• [EXERCISE BRIEF]: Work through the records below and tally every line containing "incidents". Reply with the total alone.

• [DATA RECORDS]:
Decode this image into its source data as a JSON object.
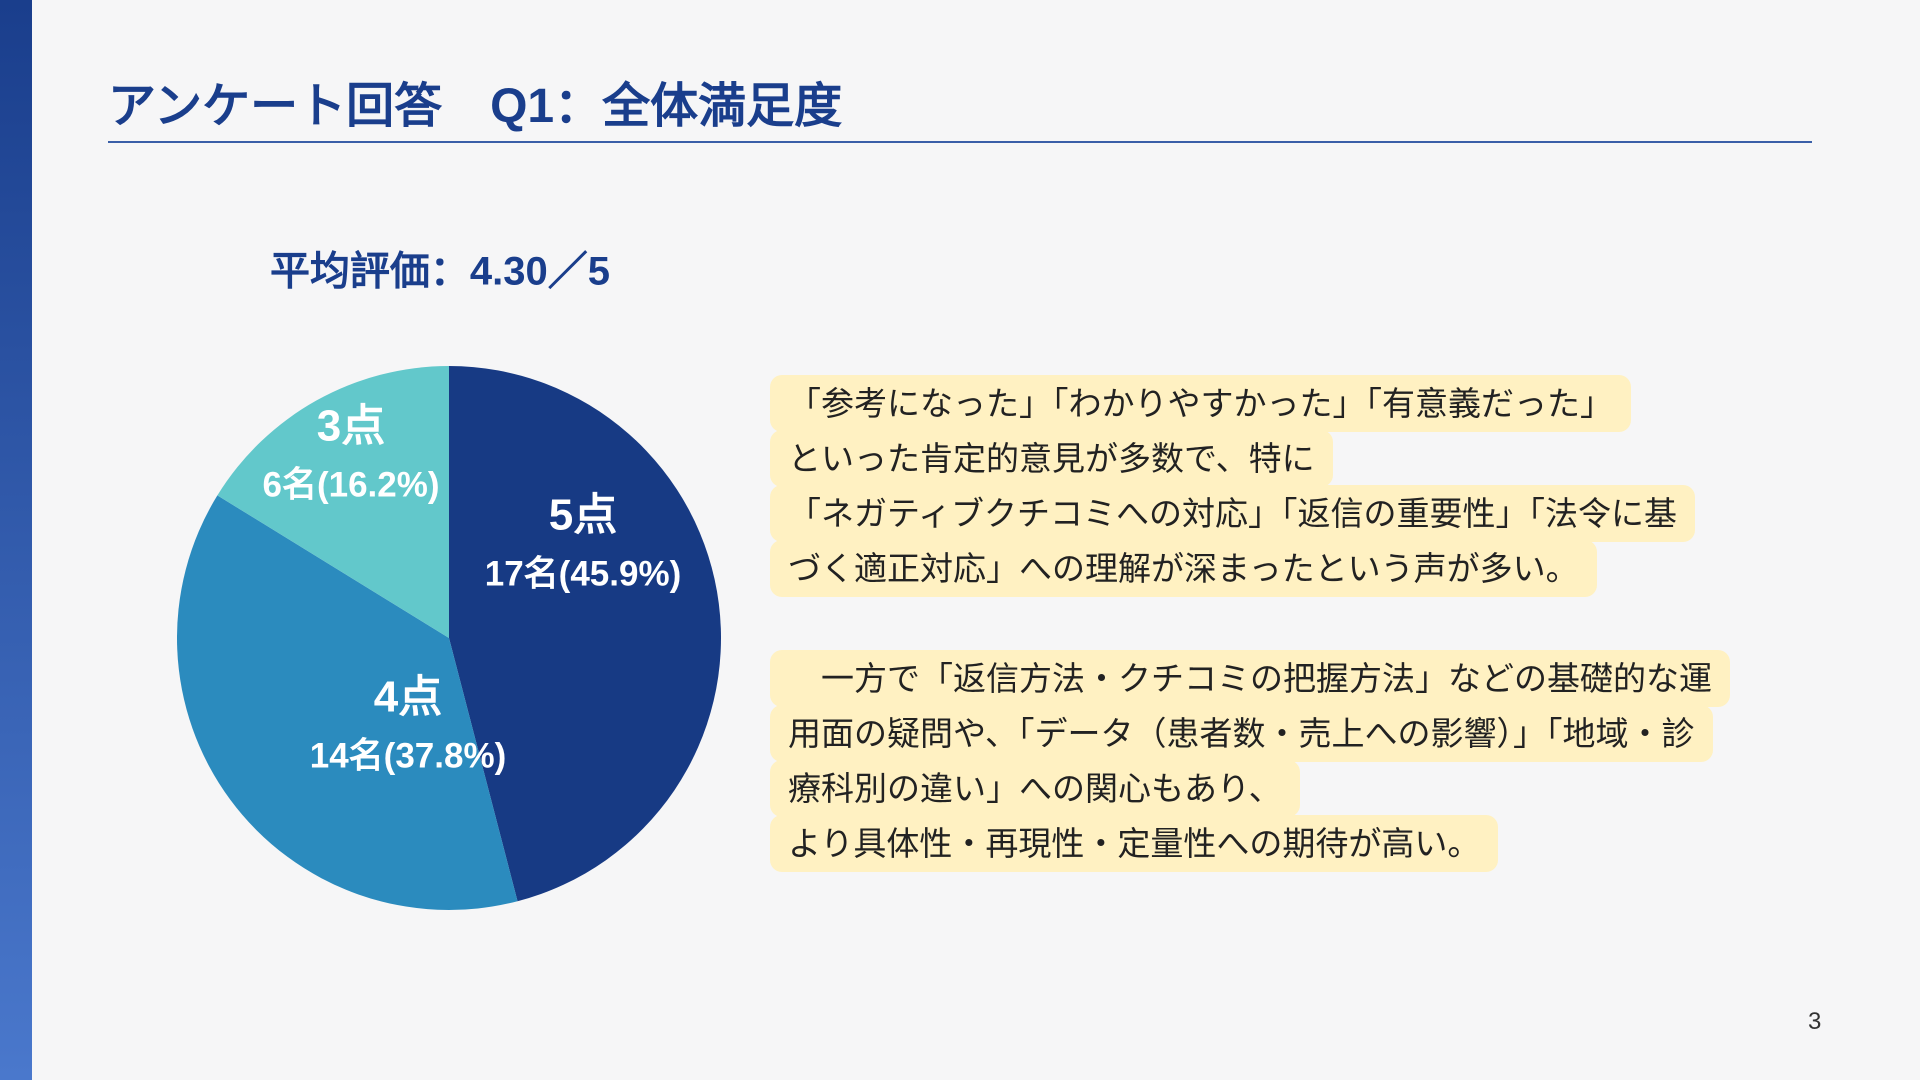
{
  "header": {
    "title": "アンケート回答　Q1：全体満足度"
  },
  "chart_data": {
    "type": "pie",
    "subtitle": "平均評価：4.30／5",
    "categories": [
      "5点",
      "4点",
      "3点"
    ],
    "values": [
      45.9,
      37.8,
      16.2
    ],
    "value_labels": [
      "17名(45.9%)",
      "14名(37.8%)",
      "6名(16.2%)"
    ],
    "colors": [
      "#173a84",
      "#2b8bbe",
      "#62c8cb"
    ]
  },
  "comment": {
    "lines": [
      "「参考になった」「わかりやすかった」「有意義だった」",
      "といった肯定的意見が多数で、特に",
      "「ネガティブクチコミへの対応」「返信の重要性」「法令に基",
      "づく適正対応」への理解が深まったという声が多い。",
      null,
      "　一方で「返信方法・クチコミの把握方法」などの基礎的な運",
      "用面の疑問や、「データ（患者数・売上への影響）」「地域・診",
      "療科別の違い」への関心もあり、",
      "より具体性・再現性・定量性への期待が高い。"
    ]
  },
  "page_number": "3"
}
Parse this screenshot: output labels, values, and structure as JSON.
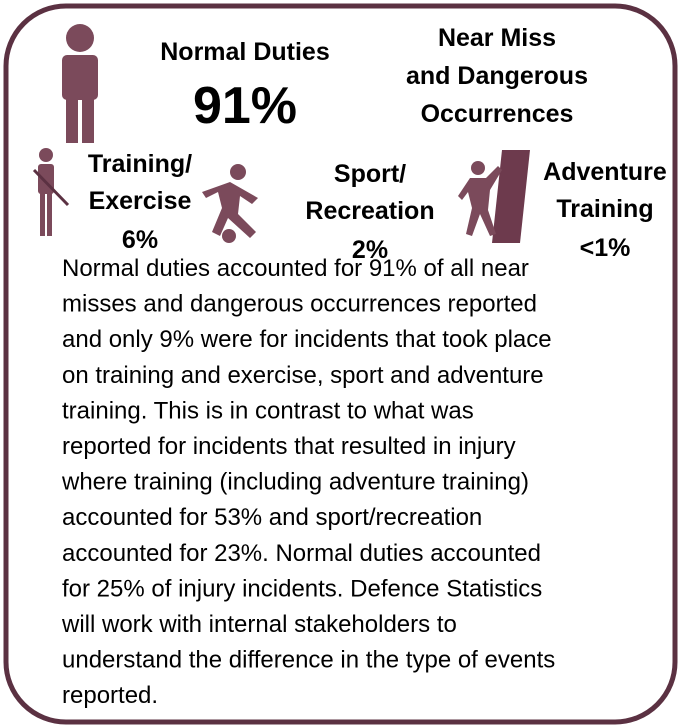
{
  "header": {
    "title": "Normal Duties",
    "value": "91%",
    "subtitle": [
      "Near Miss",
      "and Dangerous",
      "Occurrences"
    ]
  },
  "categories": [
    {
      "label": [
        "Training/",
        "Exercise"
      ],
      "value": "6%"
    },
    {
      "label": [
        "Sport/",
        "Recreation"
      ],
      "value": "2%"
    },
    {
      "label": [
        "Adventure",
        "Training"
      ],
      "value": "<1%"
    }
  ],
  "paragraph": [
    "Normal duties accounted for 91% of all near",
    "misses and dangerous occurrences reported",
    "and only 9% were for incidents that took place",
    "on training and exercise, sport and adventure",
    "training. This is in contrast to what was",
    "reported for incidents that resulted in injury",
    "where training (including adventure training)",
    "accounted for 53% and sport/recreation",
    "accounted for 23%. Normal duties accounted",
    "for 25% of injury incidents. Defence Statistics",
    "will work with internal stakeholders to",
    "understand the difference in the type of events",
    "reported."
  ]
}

• [REPLY]: 3